**Records shown**

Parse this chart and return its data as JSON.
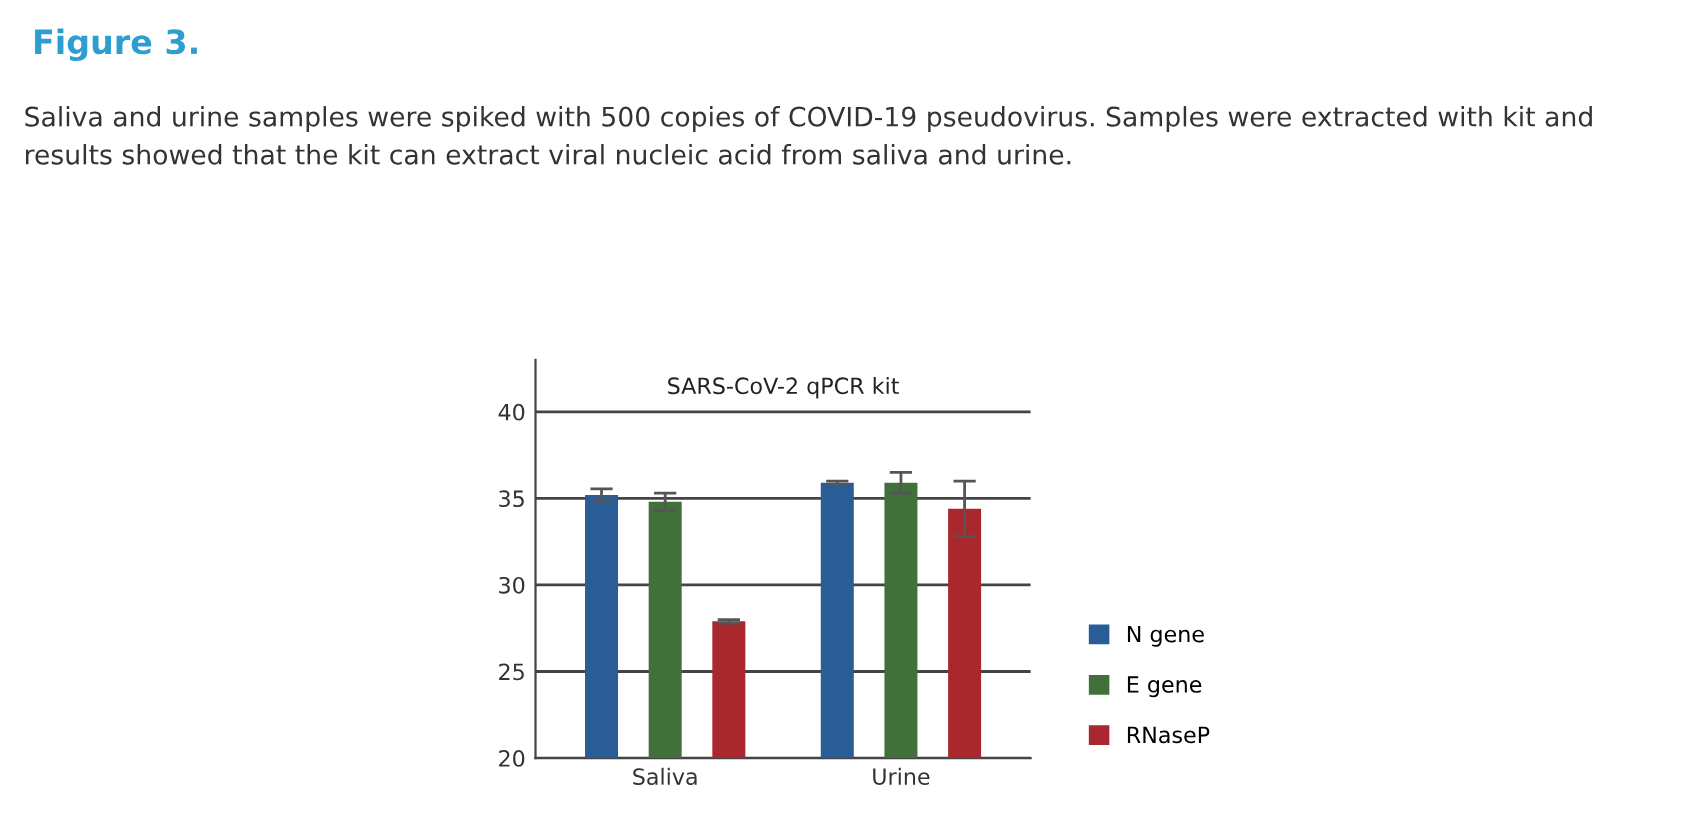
{
  "chart_data": {
    "type": "bar",
    "title": "Figure 3.",
    "subtitle": "Saliva and urine samples were spiked with 500 copies of COVID-19 pseudovirus. Samples were extracted with kit and results showed that the kit can extract viral nucleic acid from saliva and urine.",
    "annotations": [
      "SARS-CoV-2 qPCR kit"
    ],
    "categories": [
      "Saliva",
      "Urine"
    ],
    "series": [
      {
        "name": "N gene",
        "color": "#2a5c95",
        "values": [
          35.2,
          35.9
        ],
        "errors": [
          0.35,
          0.1
        ]
      },
      {
        "name": "E gene",
        "color": "#41703b",
        "values": [
          34.8,
          35.9
        ],
        "errors": [
          0.5,
          0.6
        ]
      },
      {
        "name": "RNaseP",
        "color": "#a8282e",
        "values": [
          27.9,
          34.4
        ],
        "errors": [
          0.1,
          1.6
        ]
      }
    ],
    "ylim": [
      20,
      43
    ],
    "yticks": [
      20,
      25,
      30,
      35,
      40
    ],
    "grid": "y",
    "legend": "right"
  }
}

**Try it**
All that is needed is the number of lines above in which the string "color" appears.

**Task result**
3